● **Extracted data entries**
□ □ □ □ □ □ □

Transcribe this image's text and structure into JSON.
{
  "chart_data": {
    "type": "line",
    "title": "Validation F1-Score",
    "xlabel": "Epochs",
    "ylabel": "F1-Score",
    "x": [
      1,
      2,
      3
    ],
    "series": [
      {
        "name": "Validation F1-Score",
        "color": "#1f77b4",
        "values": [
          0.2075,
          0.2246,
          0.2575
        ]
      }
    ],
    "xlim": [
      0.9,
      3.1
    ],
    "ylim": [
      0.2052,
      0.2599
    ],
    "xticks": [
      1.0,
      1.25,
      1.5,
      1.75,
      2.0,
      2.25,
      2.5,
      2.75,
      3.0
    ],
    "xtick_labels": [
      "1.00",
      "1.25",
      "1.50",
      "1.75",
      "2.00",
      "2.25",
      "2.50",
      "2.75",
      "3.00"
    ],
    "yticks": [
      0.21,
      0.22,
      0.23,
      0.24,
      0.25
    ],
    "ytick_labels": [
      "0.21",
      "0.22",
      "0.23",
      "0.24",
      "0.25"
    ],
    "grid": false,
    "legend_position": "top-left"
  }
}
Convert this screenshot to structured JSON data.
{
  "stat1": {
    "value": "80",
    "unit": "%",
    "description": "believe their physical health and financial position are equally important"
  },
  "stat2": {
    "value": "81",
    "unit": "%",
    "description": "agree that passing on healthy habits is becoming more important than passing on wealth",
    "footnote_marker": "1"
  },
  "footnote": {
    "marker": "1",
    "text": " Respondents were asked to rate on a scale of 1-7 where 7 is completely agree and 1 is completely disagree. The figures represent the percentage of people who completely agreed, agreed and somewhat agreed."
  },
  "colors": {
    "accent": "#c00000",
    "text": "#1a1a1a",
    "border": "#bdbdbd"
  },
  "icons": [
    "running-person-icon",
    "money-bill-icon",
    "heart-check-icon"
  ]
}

□ □ □ □ □ □ □

● **Work to complete**
Can you restate every record above word for word?

● **Written answer**
Transcribe this image's text and structure into JSON.
{
  "chart_data": {
    "type": "line",
    "title": "Validation F1-Score",
    "xlabel": "Epochs",
    "ylabel": "F1-Score",
    "x": [
      1,
      2,
      3
    ],
    "series": [
      {
        "name": "Validation F1-Score",
        "color": "#1f77b4",
        "values": [
          0.2075,
          0.2246,
          0.2575
        ]
      }
    ],
    "xlim": [
      0.9,
      3.1
    ],
    "ylim": [
      0.2052,
      0.2599
    ],
    "xticks": [
      1.0,
      1.25,
      1.5,
      1.75,
      2.0,
      2.25,
      2.5,
      2.75,
      3.0
    ],
    "xtick_labels": [
      "1.00",
      "1.25",
      "1.50",
      "1.75",
      "2.00",
      "2.25",
      "2.50",
      "2.75",
      "3.00"
    ],
    "yticks": [
      0.21,
      0.22,
      0.23,
      0.24,
      0.25
    ],
    "ytick_labels": [
      "0.21",
      "0.22",
      "0.23",
      "0.24",
      "0.25"
    ],
    "grid": false,
    "legend_position": "top-left"
  }
}
Convert this screenshot to structured JSON data.
{
  "stat1": {
    "value": "80",
    "unit": "%",
    "description": "believe their physical health and financial position are equally important"
  },
  "stat2": {
    "value": "81",
    "unit": "%",
    "description": "agree that passing on healthy habits is becoming more important than passing on wealth",
    "footnote_marker": "1"
  },
  "footnote": {
    "marker": "1",
    "text": " Respondents were asked to rate on a scale of 1-7 where 7 is completely agree and 1 is completely disagree. The figures represent the percentage of people who completely agreed, agreed and somewhat agreed."
  },
  "colors": {
    "accent": "#c00000",
    "text": "#1a1a1a",
    "border": "#bdbdbd"
  },
  "icons": [
    "running-person-icon",
    "money-bill-icon",
    "heart-check-icon"
  ]
}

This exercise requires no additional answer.